▸ **What the task asks**: Below are some records. Say in a single number how many of their lines include the word "реле".

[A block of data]
+--
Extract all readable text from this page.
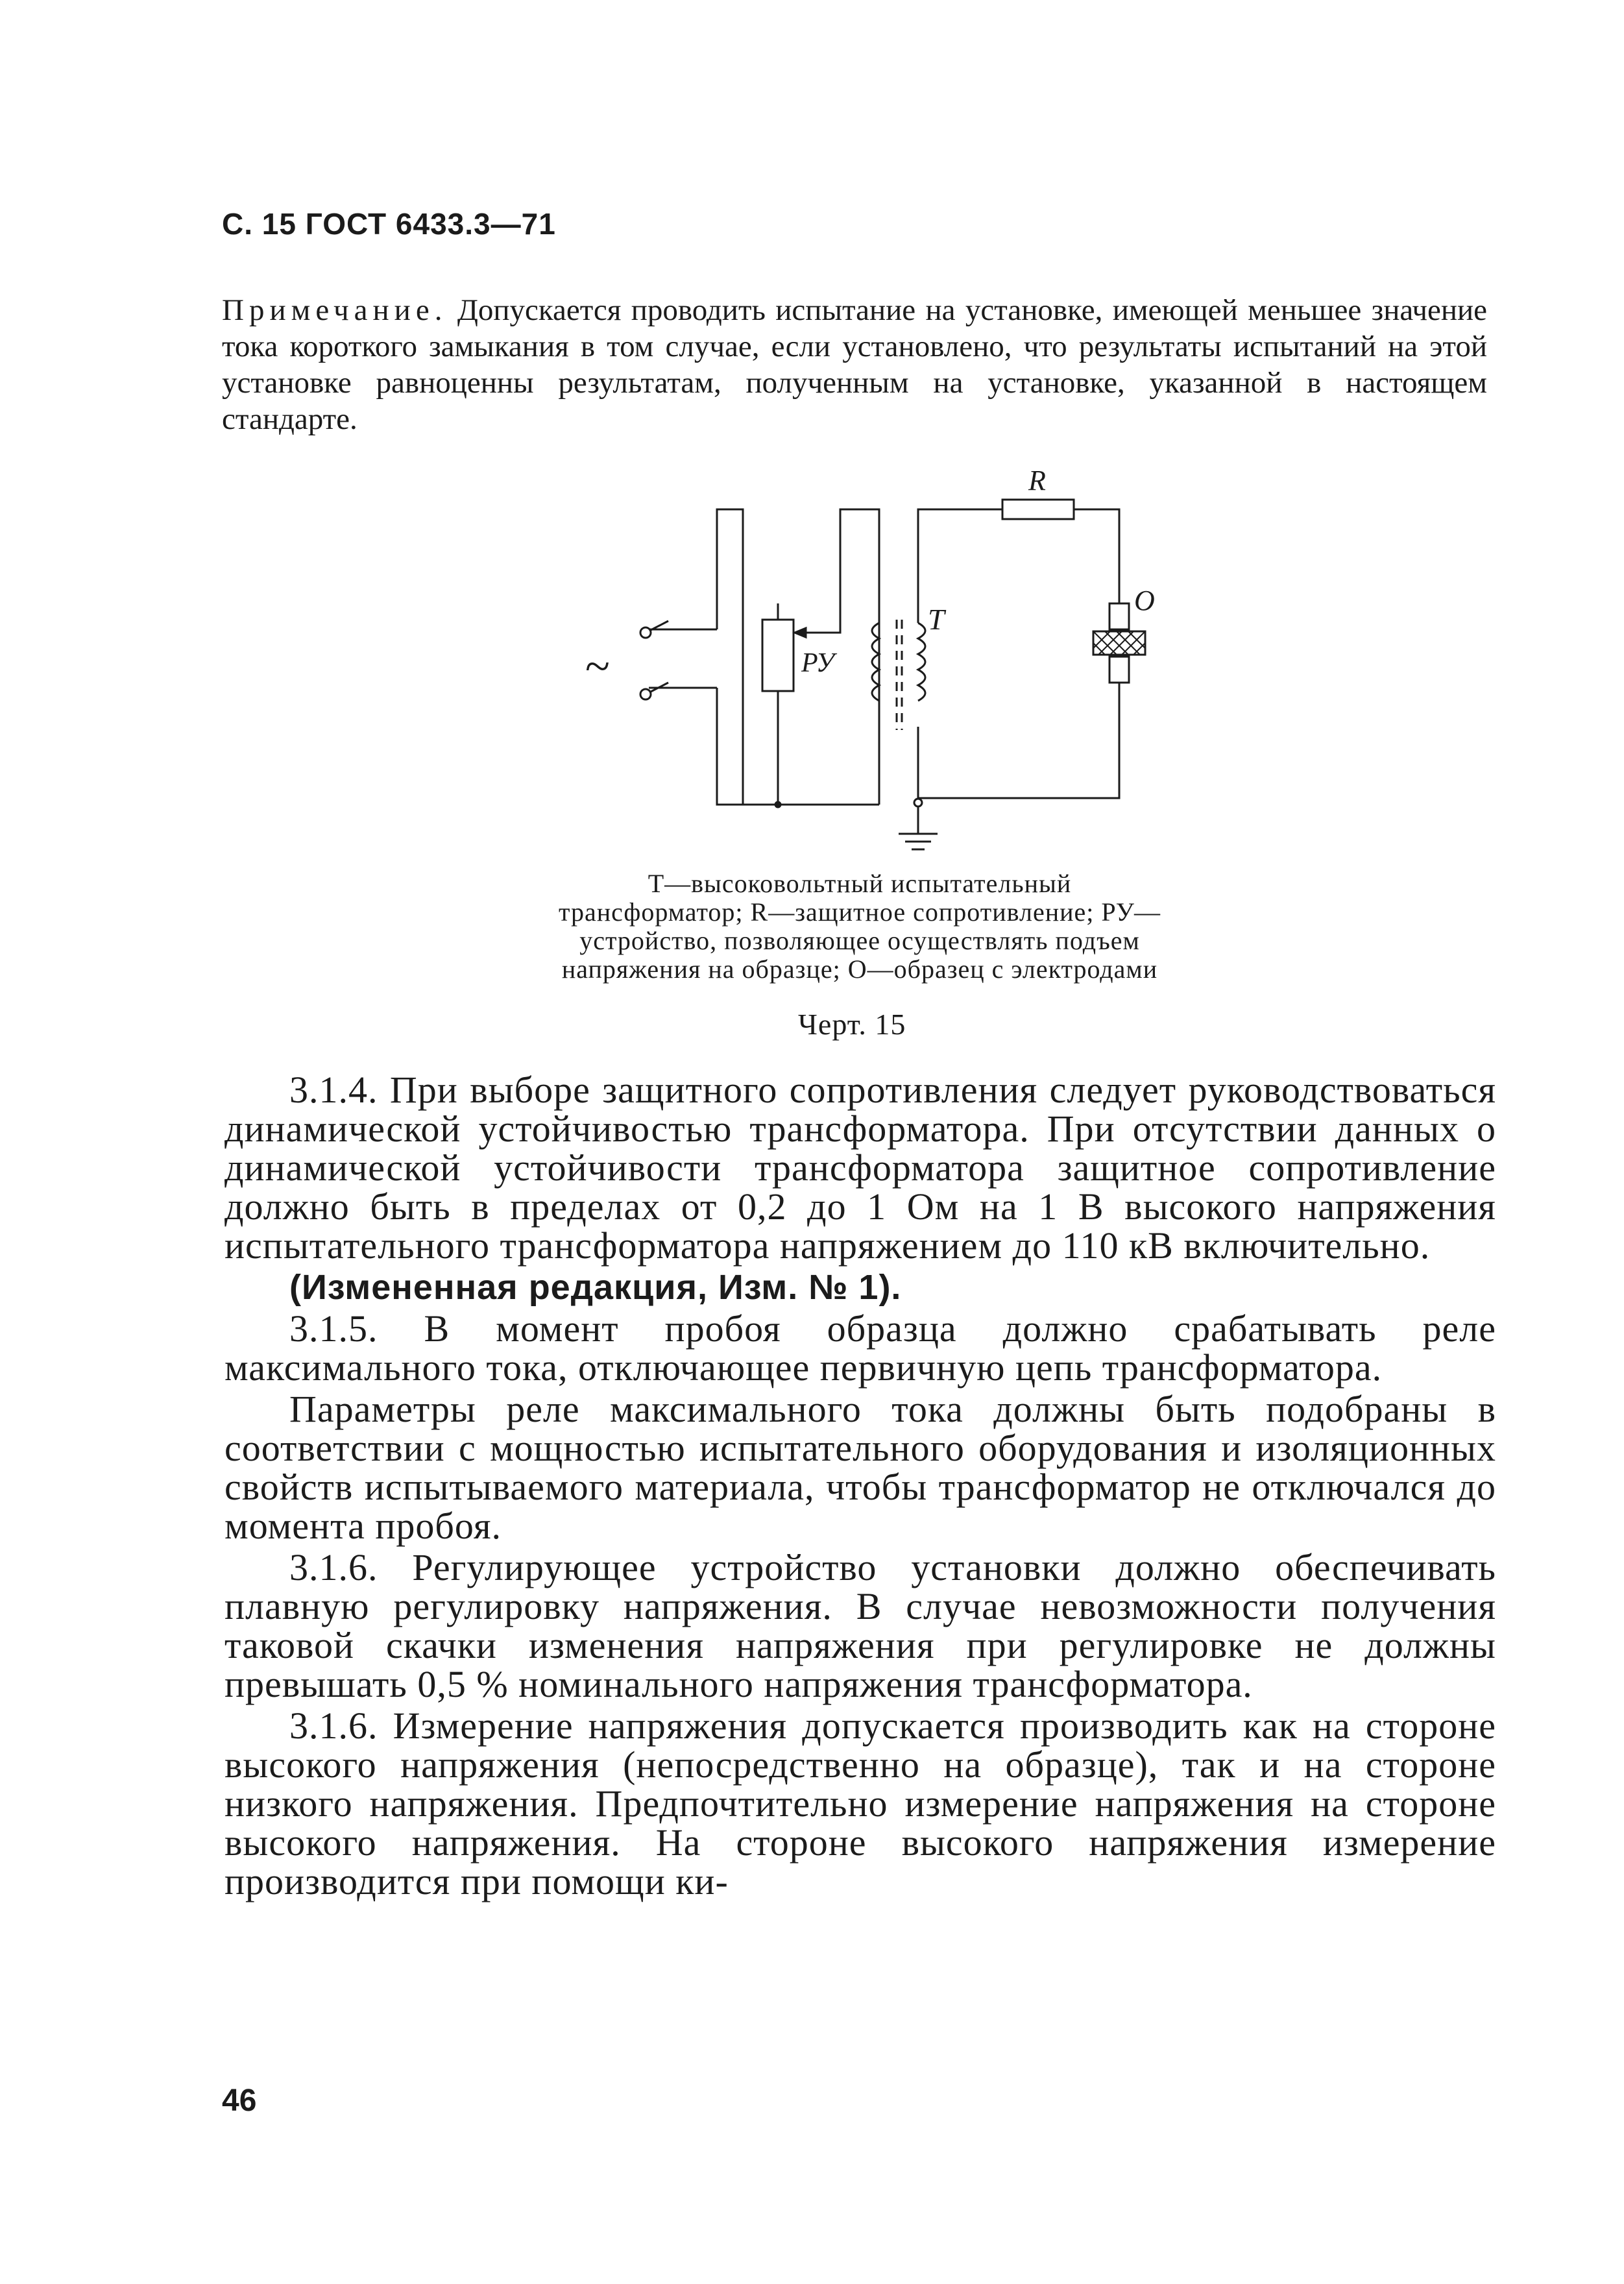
С. 15 ГОСТ 6433.3—71
Примечание. Допускается проводить испытание на установке, имеющей меньшее значение тока короткого замыкания в том случае, если установлено, что результаты испытаний на этой установке равноценны результатам, полученным на установке, указанной в настоящем стандарте.
~	РУ
T
R
O
T—высоковольтный испытательный трансформатор; R—защитное сопротивление; РУ—устройство, позволяющее осуществлять подъем напряжения на образце; О—образец с электродами
Черт. 15

3.1.4. При выборе защитного сопротивления следует руководствоваться динамической устойчивостью трансформатора. При отсутствии данных о динамической устойчивости трансформатора защитное сопротивление должно быть в пределах от 0,2 до 1 Ом на 1 В высокого напряжения испытательного трансформатора напряжением до 110 кВ включительно.

(Измененная редакция, Изм. № 1).

3.1.5. В момент пробоя образца должно срабатывать реле максимального тока, отключающее первичную цепь трансформатора.

Параметры реле максимального тока должны быть подобраны в соответствии с мощностью испытательного оборудования и изоляционных свойств испытываемого материала, чтобы трансформатор не отключался до момента пробоя.

3.1.6. Регулирующее устройство установки должно обеспечивать плавную регулировку напряжения. В случае невозможности получения таковой скачки изменения напряжения при регулировке не должны превышать 0,5 % номинального напряжения трансформатора.

3.1.6. Измерение напряжения допускается производить как на стороне высокого напряжения (непосредственно на образце), так и на стороне низкого напряжения. Предпочтительно измерение напряжения на стороне высокого напряжения. На стороне высокого напряжения измерение производится при помощи ки-

46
+--
▸ **Reply to the exercise**: 2